__To be done__.
All records below must be retyped exactly.

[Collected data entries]
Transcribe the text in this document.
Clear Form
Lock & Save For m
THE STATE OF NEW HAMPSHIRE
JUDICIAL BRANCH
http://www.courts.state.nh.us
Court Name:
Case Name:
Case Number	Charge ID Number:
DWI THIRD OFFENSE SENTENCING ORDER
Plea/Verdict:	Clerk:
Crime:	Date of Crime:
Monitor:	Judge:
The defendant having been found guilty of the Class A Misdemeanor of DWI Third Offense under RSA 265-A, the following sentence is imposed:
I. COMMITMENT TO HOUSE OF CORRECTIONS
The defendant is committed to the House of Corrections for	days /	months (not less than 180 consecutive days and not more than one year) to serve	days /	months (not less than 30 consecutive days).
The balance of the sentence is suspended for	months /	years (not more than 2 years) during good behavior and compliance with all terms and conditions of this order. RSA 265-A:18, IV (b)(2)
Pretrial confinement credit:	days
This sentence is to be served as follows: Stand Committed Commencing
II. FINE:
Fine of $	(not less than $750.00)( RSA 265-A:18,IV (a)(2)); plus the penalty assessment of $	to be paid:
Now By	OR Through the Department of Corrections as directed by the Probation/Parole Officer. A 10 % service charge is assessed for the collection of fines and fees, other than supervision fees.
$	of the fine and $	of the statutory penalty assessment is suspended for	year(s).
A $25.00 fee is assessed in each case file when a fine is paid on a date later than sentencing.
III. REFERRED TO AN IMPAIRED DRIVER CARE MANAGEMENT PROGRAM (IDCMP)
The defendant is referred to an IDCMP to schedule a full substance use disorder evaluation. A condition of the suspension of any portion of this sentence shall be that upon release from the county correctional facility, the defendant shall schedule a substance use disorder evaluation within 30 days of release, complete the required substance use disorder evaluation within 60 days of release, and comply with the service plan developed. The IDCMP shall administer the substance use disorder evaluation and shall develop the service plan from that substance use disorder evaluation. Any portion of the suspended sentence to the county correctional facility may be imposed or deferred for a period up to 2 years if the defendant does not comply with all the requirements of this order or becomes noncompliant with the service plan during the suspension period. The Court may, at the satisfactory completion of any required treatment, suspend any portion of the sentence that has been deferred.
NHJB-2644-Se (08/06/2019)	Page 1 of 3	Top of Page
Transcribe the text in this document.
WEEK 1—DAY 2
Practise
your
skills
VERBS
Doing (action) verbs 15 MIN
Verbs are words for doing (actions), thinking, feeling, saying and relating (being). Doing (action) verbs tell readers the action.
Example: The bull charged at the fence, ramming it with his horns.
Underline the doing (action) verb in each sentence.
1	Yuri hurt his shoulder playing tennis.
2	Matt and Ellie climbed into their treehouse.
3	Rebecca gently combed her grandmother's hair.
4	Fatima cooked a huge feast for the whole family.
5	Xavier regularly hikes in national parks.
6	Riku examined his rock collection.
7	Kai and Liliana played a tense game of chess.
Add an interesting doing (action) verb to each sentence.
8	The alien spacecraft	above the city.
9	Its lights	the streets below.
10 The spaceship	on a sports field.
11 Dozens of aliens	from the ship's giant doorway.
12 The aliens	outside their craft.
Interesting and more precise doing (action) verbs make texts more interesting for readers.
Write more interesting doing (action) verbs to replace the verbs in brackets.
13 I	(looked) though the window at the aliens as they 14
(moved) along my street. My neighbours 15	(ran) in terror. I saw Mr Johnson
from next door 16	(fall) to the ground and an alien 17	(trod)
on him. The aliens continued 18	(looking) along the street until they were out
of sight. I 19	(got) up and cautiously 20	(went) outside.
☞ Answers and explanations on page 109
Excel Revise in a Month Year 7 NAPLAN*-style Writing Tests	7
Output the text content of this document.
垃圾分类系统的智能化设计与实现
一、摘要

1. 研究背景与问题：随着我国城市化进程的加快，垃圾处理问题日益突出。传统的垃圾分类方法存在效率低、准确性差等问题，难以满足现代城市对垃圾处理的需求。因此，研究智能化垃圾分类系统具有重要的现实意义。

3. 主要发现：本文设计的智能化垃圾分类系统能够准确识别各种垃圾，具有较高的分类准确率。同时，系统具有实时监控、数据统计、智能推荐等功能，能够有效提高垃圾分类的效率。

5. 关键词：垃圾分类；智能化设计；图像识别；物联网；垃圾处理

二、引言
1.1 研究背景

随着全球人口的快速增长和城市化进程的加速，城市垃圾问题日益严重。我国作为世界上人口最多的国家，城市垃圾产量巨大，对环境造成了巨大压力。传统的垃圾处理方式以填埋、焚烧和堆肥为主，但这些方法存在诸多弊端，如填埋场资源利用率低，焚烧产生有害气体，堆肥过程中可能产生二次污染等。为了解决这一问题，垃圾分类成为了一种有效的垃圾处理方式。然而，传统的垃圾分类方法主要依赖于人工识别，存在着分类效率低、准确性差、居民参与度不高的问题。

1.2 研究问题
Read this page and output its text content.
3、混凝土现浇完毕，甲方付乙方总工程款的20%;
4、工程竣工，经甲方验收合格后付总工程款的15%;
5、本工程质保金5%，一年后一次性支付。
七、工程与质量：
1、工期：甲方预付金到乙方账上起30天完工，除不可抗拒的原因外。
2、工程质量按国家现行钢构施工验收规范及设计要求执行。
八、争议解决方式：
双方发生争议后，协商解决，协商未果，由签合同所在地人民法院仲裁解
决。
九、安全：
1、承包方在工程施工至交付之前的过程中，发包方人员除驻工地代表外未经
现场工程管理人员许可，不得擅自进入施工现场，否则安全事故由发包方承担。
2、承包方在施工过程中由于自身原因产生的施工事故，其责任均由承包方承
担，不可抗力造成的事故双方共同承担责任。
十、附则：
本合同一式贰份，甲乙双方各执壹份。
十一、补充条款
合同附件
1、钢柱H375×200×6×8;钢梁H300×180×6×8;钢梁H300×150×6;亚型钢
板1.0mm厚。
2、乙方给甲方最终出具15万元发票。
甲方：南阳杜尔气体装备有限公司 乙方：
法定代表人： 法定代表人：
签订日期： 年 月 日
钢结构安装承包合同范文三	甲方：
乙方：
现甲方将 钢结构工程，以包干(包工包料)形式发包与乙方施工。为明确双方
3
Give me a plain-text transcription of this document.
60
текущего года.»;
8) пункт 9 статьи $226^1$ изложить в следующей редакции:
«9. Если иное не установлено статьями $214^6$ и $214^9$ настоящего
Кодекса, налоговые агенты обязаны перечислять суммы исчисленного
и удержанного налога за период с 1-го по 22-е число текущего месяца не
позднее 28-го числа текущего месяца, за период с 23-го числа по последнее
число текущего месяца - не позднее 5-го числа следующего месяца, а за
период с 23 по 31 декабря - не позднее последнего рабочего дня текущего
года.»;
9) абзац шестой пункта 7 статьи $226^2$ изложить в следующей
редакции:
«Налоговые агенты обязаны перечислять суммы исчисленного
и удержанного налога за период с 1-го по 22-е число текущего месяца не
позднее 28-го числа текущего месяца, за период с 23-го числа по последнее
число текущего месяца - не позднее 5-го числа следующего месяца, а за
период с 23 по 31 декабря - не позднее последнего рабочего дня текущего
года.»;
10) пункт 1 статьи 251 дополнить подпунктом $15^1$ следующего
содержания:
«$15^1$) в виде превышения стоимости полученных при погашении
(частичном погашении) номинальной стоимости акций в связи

__The completed task__.
Transcribe the text in this document.
Clear Form
Lock & Save For m
THE STATE OF NEW HAMPSHIRE
JUDICIAL BRANCH
http://www.courts.state.nh.us
Court Name:
Case Name:
Case Number	Charge ID Number:
DWI THIRD OFFENSE SENTENCING ORDER
Plea/Verdict:	Clerk:
Crime:	Date of Crime:
Monitor:	Judge:
The defendant having been found guilty of the Class A Misdemeanor of DWI Third Offense under RSA 265-A, the following sentence is imposed:
I. COMMITMENT TO HOUSE OF CORRECTIONS
The defendant is committed to the House of Corrections for	days /	months (not less than 180 consecutive days and not more than one year) to serve	days /	months (not less than 30 consecutive days).
The balance of the sentence is suspended for	months /	years (not more than 2 years) during good behavior and compliance with all terms and conditions of this order. RSA 265-A:18, IV (b)(2)
Pretrial confinement credit:	days
This sentence is to be served as follows: Stand Committed Commencing
II. FINE:
Fine of $	(not less than $750.00)( RSA 265-A:18,IV (a)(2)); plus the penalty assessment of $	to be paid:
Now By	OR Through the Department of Corrections as directed by the Probation/Parole Officer. A 10 % service charge is assessed for the collection of fines and fees, other than supervision fees.
$	of the fine and $	of the statutory penalty assessment is suspended for	year(s).
A $25.00 fee is assessed in each case file when a fine is paid on a date later than sentencing.
III. REFERRED TO AN IMPAIRED DRIVER CARE MANAGEMENT PROGRAM (IDCMP)
The defendant is referred to an IDCMP to schedule a full substance use disorder evaluation. A condition of the suspension of any portion of this sentence shall be that upon release from the county correctional facility, the defendant shall schedule a substance use disorder evaluation within 30 days of release, complete the required substance use disorder evaluation within 60 days of release, and comply with the service plan developed. The IDCMP shall administer the substance use disorder evaluation and shall develop the service plan from that substance use disorder evaluation. Any portion of the suspended sentence to the county correctional facility may be imposed or deferred for a period up to 2 years if the defendant does not comply with all the requirements of this order or becomes noncompliant with the service plan during the suspension period. The Court may, at the satisfactory completion of any required treatment, suspend any portion of the sentence that has been deferred.
NHJB-2644-Se (08/06/2019)	Page 1 of 3	Top of Page
Transcribe the text in this document.
WEEK 1—DAY 2
Practise
your
skills
VERBS
Doing (action) verbs 15 MIN
Verbs are words for doing (actions), thinking, feeling, saying and relating (being). Doing (action) verbs tell readers the action.
Example: The bull charged at the fence, ramming it with his horns.
Underline the doing (action) verb in each sentence.
1	Yuri hurt his shoulder playing tennis.
2	Matt and Ellie climbed into their treehouse.
3	Rebecca gently combed her grandmother's hair.
4	Fatima cooked a huge feast for the whole family.
5	Xavier regularly hikes in national parks.
6	Riku examined his rock collection.
7	Kai and Liliana played a tense game of chess.
Add an interesting doing (action) verb to each sentence.
8	The alien spacecraft	above the city.
9	Its lights	the streets below.
10 The spaceship	on a sports field.
11 Dozens of aliens	from the ship's giant doorway.
12 The aliens	outside their craft.
Interesting and more precise doing (action) verbs make texts more interesting for readers.
Write more interesting doing (action) verbs to replace the verbs in brackets.
13 I	(looked) though the window at the aliens as they 14
(moved) along my street. My neighbours 15	(ran) in terror. I saw Mr Johnson
from next door 16	(fall) to the ground and an alien 17	(trod)
on him. The aliens continued 18	(looking) along the street until they were out
of sight. I 19	(got) up and cautiously 20	(went) outside.
☞ Answers and explanations on page 109
Excel Revise in a Month Year 7 NAPLAN*-style Writing Tests	7
Output the text content of this document.
垃圾分类系统的智能化设计与实现
一、摘要

1. 研究背景与问题：随着我国城市化进程的加快，垃圾处理问题日益突出。传统的垃圾分类方法存在效率低、准确性差等问题，难以满足现代城市对垃圾处理的需求。因此，研究智能化垃圾分类系统具有重要的现实意义。

3. 主要发现：本文设计的智能化垃圾分类系统能够准确识别各种垃圾，具有较高的分类准确率。同时，系统具有实时监控、数据统计、智能推荐等功能，能够有效提高垃圾分类的效率。

5. 关键词：垃圾分类；智能化设计；图像识别；物联网；垃圾处理

二、引言
1.1 研究背景

随着全球人口的快速增长和城市化进程的加速，城市垃圾问题日益严重。我国作为世界上人口最多的国家，城市垃圾产量巨大，对环境造成了巨大压力。传统的垃圾处理方式以填埋、焚烧和堆肥为主，但这些方法存在诸多弊端，如填埋场资源利用率低，焚烧产生有害气体，堆肥过程中可能产生二次污染等。为了解决这一问题，垃圾分类成为了一种有效的垃圾处理方式。然而，传统的垃圾分类方法主要依赖于人工识别，存在着分类效率低、准确性差、居民参与度不高的问题。

1.2 研究问题
Read this page and output its text content.
3、混凝土现浇完毕，甲方付乙方总工程款的20%;
4、工程竣工，经甲方验收合格后付总工程款的15%;
5、本工程质保金5%，一年后一次性支付。
七、工程与质量：
1、工期：甲方预付金到乙方账上起30天完工，除不可抗拒的原因外。
2、工程质量按国家现行钢构施工验收规范及设计要求执行。
八、争议解决方式：
双方发生争议后，协商解决，协商未果，由签合同所在地人民法院仲裁解
决。
九、安全：
1、承包方在工程施工至交付之前的过程中，发包方人员除驻工地代表外未经
现场工程管理人员许可，不得擅自进入施工现场，否则安全事故由发包方承担。
2、承包方在施工过程中由于自身原因产生的施工事故，其责任均由承包方承
担，不可抗力造成的事故双方共同承担责任。
十、附则：
本合同一式贰份，甲乙双方各执壹份。
十一、补充条款
合同附件
1、钢柱H375×200×6×8;钢梁H300×180×6×8;钢梁H300×150×6;亚型钢
板1.0mm厚。
2、乙方给甲方最终出具15万元发票。
甲方：南阳杜尔气体装备有限公司 乙方：
法定代表人： 法定代表人：
签订日期： 年 月 日
钢结构安装承包合同范文三	甲方：
乙方：
现甲方将 钢结构工程，以包干(包工包料)形式发包与乙方施工。为明确双方
3
Give me a plain-text transcription of this document.
60
текущего года.»;
8) пункт 9 статьи $226^1$ изложить в следующей редакции:
«9. Если иное не установлено статьями $214^6$ и $214^9$ настоящего
Кодекса, налоговые агенты обязаны перечислять суммы исчисленного
и удержанного налога за период с 1-го по 22-е число текущего месяца не
позднее 28-го числа текущего месяца, за период с 23-го числа по последнее
число текущего месяца - не позднее 5-го числа следующего месяца, а за
период с 23 по 31 декабря - не позднее последнего рабочего дня текущего
года.»;
9) абзац шестой пункта 7 статьи $226^2$ изложить в следующей
редакции:
«Налоговые агенты обязаны перечислять суммы исчисленного
и удержанного налога за период с 1-го по 22-е число текущего месяца не
позднее 28-го числа текущего месяца, за период с 23-го числа по последнее
число текущего месяца - не позднее 5-го числа следующего месяца, а за
период с 23 по 31 декабря - не позднее последнего рабочего дня текущего
года.»;
10) пункт 1 статьи 251 дополнить подпунктом $15^1$ следующего
содержания:
«$15^1$) в виде превышения стоимости полученных при погашении
(частичном погашении) номинальной стоимости акций в связи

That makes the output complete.